DATA ENTRIES

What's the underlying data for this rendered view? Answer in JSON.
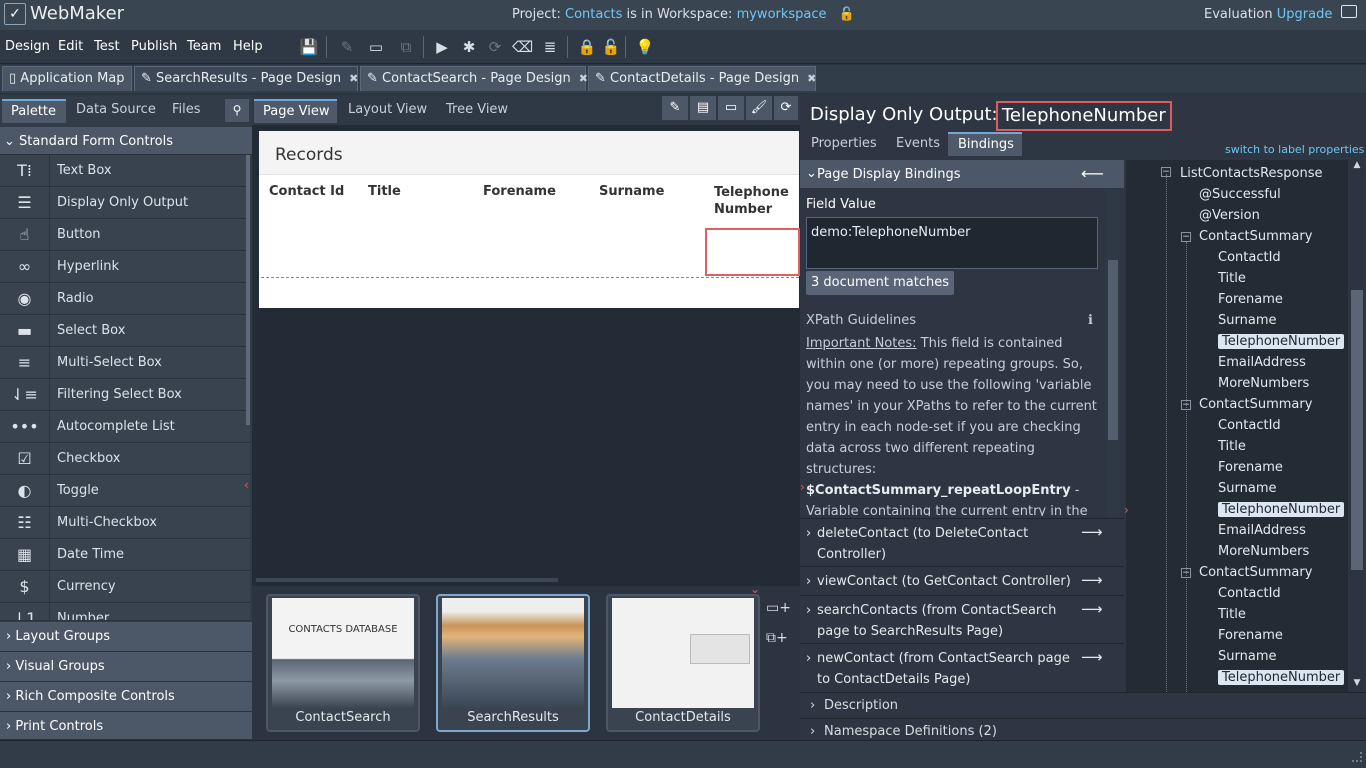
{
  "title_bar": {
    "app_name": "WebMaker",
    "project_prefix": "Project:",
    "project_name": "Contacts",
    "workspace_prefix": "is in Workspace:",
    "workspace_name": "myworkspace",
    "evaluation_label": "Evaluation",
    "upgrade_link": "Upgrade"
  },
  "menu": [
    "Design",
    "Edit",
    "Test",
    "Publish",
    "Team",
    "Help"
  ],
  "toolbar_icons": [
    "save-icon",
    "edit-icon",
    "monitor-icon",
    "hierarchy-icon",
    "play-icon",
    "bug-icon",
    "refresh-icon",
    "eraser-icon",
    "server-icon",
    "lock-icon",
    "unlock-icon",
    "lightbulb-icon"
  ],
  "tabs": [
    {
      "label": "Application Map",
      "closable": false
    },
    {
      "label": "SearchResults - Page Design",
      "closable": true,
      "active": true
    },
    {
      "label": "ContactSearch - Page Design",
      "closable": true
    },
    {
      "label": "ContactDetails - Page Design",
      "closable": true
    }
  ],
  "left_panel": {
    "tabs": [
      "Palette",
      "Data Source",
      "Files"
    ],
    "category_open": "Standard Form Controls",
    "items": [
      "Text Box",
      "Display Only Output",
      "Button",
      "Hyperlink",
      "Radio",
      "Select Box",
      "Multi-Select Box",
      "Filtering Select Box",
      "Autocomplete List",
      "Checkbox",
      "Toggle",
      "Multi-Checkbox",
      "Date Time",
      "Currency",
      "Number"
    ],
    "categories_closed": [
      "Layout Groups",
      "Visual Groups",
      "Rich Composite Controls",
      "Print Controls"
    ]
  },
  "center": {
    "view_tabs": [
      "Page View",
      "Layout View",
      "Tree View"
    ],
    "records_title": "Records",
    "columns": [
      "Contact Id",
      "Title",
      "Forename",
      "Surname",
      "Telephone Number"
    ],
    "thumbnails": [
      "ContactSearch",
      "SearchResults",
      "ContactDetails"
    ],
    "thumb_contacts_db": "CONTACTS DATABASE"
  },
  "right_panel": {
    "header_label": "Display Only Output:",
    "header_value": "TelephoneNumber",
    "tabs": [
      "Properties",
      "Events",
      "Bindings"
    ],
    "switch_link": "switch to label properties",
    "bindings_section": "Page Display Bindings",
    "field_value_label": "Field Value",
    "field_value": "demo:TelephoneNumber",
    "matches": "3 document matches",
    "xpath_title": "XPath Guidelines",
    "important_notes": "Important Notes:",
    "notes_text": "This field is contained within one (or more) repeating groups. So, you may need to use the following 'variable names' in your XPaths to refer to the current entry in each node-set if you are checking data across two different repeating structures:",
    "variable_name": "$ContactSummary_repeatLoopEntry",
    "variable_desc": "- Variable containing the current entry in the",
    "events": [
      "deleteContact (to DeleteContact Controller)",
      "viewContact (to GetContact Controller)",
      "searchContacts (from ContactSearch page to SearchResults Page)",
      "newContact (from ContactSearch page to ContactDetails Page)"
    ],
    "description": "Description",
    "namespaces": "Namespace Definitions (2)"
  },
  "tree": {
    "root": "ListContactsResponse",
    "attrs": [
      "@Successful",
      "@Version"
    ],
    "group": "ContactSummary",
    "fields": [
      "ContactId",
      "Title",
      "Forename",
      "Surname",
      "TelephoneNumber",
      "EmailAddress",
      "MoreNumbers"
    ]
  }
}
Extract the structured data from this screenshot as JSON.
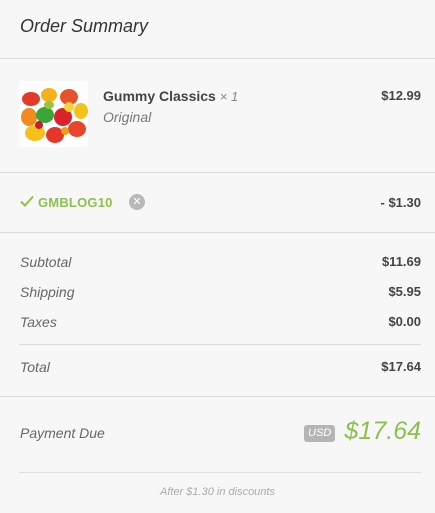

AIM
Print each line of the material above exactly, with the pictures removed from your copy.

OUTPUT
What's the underlying data for this rendered view? Answer in JSON.
{
  "title_bar": {
    "app_name": "WebMaker",
    "project_prefix": "Project:",
    "project_name": "Contacts",
    "workspace_prefix": "is in Workspace:",
    "workspace_name": "myworkspace",
    "evaluation_label": "Evaluation",
    "upgrade_link": "Upgrade"
  },
  "menu": [
    "Design",
    "Edit",
    "Test",
    "Publish",
    "Team",
    "Help"
  ],
  "toolbar_icons": [
    "save-icon",
    "edit-icon",
    "monitor-icon",
    "hierarchy-icon",
    "play-icon",
    "bug-icon",
    "refresh-icon",
    "eraser-icon",
    "server-icon",
    "lock-icon",
    "unlock-icon",
    "lightbulb-icon"
  ],
  "tabs": [
    {
      "label": "Application Map",
      "closable": false
    },
    {
      "label": "SearchResults - Page Design",
      "closable": true,
      "active": true
    },
    {
      "label": "ContactSearch - Page Design",
      "closable": true
    },
    {
      "label": "ContactDetails - Page Design",
      "closable": true
    }
  ],
  "left_panel": {
    "tabs": [
      "Palette",
      "Data Source",
      "Files"
    ],
    "category_open": "Standard Form Controls",
    "items": [
      "Text Box",
      "Display Only Output",
      "Button",
      "Hyperlink",
      "Radio",
      "Select Box",
      "Multi-Select Box",
      "Filtering Select Box",
      "Autocomplete List",
      "Checkbox",
      "Toggle",
      "Multi-Checkbox",
      "Date Time",
      "Currency",
      "Number"
    ],
    "categories_closed": [
      "Layout Groups",
      "Visual Groups",
      "Rich Composite Controls",
      "Print Controls"
    ]
  },
  "center": {
    "view_tabs": [
      "Page View",
      "Layout View",
      "Tree View"
    ],
    "records_title": "Records",
    "columns": [
      "Contact Id",
      "Title",
      "Forename",
      "Surname",
      "Telephone Number"
    ],
    "thumbnails": [
      "ContactSearch",
      "SearchResults",
      "ContactDetails"
    ],
    "thumb_contacts_db": "CONTACTS DATABASE"
  },
  "right_panel": {
    "header_label": "Display Only Output:",
    "header_value": "TelephoneNumber",
    "tabs": [
      "Properties",
      "Events",
      "Bindings"
    ],
    "switch_link": "switch to label properties",
    "bindings_section": "Page Display Bindings",
    "field_value_label": "Field Value",
    "field_value": "demo:TelephoneNumber",
    "matches": "3 document matches",
    "xpath_title": "XPath Guidelines",
    "important_notes": "Important Notes:",
    "notes_text": "This field is contained within one (or more) repeating groups. So, you may need to use the following 'variable names' in your XPaths to refer to the current entry in each node-set if you are checking data across two different repeating structures:",
    "variable_name": "$ContactSummary_repeatLoopEntry",
    "variable_desc": "- Variable containing the current entry in the",
    "events": [
      "deleteContact (to DeleteContact Controller)",
      "viewContact (to GetContact Controller)",
      "searchContacts (from ContactSearch page to SearchResults Page)",
      "newContact (from ContactSearch page to ContactDetails Page)"
    ],
    "description": "Description",
    "namespaces": "Namespace Definitions (2)"
  },
  "tree": {
    "root": "ListContactsResponse",
    "attrs": [
      "@Successful",
      "@Version"
    ],
    "group": "ContactSummary",
    "fields": [
      "ContactId",
      "Title",
      "Forename",
      "Surname",
      "TelephoneNumber",
      "EmailAddress",
      "MoreNumbers"
    ]
  }
}
Extract the structured data from this screenshot as JSON.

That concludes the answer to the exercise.